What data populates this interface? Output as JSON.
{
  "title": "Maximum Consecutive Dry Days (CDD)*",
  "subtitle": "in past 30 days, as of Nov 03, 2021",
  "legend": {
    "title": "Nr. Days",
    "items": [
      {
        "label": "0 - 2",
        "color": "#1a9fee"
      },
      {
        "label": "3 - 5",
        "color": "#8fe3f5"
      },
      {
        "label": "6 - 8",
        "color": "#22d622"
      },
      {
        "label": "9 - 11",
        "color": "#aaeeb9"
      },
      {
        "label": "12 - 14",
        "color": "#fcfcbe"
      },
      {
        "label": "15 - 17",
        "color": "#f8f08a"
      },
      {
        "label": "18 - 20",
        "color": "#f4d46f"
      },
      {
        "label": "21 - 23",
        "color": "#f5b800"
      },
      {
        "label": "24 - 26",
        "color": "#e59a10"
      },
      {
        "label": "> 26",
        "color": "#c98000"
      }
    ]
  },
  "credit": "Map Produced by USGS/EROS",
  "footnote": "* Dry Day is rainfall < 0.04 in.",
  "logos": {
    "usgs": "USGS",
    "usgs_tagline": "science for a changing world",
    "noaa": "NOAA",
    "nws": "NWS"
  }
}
__________
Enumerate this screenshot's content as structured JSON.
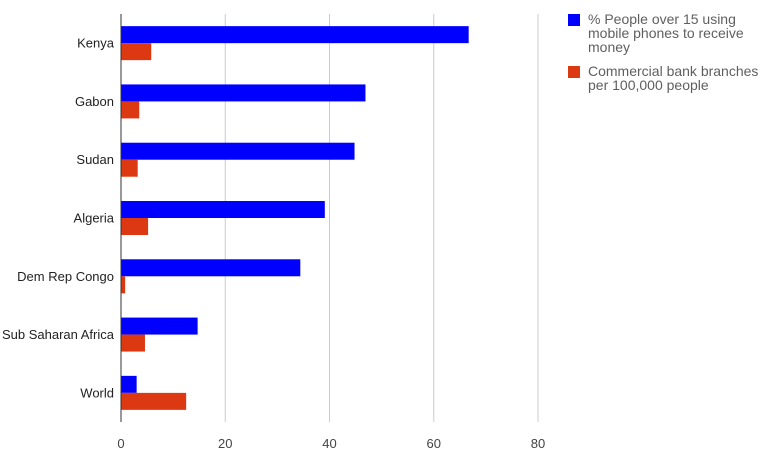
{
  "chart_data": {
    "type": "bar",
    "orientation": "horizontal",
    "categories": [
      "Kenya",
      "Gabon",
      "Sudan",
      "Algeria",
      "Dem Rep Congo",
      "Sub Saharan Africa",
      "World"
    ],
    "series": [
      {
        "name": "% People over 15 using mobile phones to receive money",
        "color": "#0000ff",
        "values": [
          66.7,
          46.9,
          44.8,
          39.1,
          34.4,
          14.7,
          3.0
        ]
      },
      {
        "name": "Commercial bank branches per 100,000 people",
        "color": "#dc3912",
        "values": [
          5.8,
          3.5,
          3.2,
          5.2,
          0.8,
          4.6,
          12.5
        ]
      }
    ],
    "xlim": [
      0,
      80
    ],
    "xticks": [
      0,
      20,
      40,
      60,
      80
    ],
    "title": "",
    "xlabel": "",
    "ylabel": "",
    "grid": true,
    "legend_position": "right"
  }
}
__________
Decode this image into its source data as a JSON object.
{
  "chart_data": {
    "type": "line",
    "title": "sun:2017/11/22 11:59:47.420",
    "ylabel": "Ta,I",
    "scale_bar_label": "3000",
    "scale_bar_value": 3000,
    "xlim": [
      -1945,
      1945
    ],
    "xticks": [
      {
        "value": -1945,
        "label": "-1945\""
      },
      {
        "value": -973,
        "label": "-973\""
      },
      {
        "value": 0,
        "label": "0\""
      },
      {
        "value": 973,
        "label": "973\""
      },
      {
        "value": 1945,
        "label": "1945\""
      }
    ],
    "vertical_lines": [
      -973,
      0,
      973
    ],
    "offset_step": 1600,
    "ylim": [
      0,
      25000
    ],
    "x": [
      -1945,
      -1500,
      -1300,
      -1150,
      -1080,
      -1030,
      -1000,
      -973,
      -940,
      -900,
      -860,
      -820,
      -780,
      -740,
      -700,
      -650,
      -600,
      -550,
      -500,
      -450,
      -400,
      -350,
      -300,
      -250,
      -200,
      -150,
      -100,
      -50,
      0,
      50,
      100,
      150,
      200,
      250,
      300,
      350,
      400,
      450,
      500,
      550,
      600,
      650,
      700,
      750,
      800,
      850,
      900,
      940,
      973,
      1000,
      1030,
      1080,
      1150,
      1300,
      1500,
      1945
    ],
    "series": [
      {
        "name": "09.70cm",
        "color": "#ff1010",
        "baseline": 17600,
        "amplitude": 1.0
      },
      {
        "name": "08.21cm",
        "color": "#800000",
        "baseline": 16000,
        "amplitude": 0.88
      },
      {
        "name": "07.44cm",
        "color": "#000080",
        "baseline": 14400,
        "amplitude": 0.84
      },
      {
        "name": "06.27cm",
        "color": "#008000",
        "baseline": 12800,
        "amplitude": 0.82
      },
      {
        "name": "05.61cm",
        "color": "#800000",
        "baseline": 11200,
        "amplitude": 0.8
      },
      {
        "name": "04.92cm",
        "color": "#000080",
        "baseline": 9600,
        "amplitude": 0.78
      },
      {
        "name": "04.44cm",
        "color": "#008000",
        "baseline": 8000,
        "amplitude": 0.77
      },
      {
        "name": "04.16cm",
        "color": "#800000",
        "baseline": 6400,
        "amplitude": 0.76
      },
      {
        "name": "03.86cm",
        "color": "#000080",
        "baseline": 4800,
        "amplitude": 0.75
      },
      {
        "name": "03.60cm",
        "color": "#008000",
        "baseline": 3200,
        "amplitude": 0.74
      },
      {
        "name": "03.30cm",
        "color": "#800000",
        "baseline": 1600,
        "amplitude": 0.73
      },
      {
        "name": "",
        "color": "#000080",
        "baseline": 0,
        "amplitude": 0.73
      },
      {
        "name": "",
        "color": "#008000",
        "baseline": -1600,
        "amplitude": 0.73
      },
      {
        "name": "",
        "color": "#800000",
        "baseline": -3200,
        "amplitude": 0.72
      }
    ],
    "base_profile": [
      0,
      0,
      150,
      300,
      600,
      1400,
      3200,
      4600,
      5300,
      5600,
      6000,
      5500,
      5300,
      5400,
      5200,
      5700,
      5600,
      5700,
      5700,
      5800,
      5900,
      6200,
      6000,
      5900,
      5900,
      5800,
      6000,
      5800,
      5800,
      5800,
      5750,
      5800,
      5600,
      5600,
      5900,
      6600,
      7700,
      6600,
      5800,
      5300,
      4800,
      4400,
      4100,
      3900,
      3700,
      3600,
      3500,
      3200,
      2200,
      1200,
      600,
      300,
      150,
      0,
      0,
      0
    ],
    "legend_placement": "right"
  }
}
__________
**What you will do**
Return every line above in which the string "right" occurs.

**Solution to the problem**
    "legend_position": "right"
    "legend_placement": "right"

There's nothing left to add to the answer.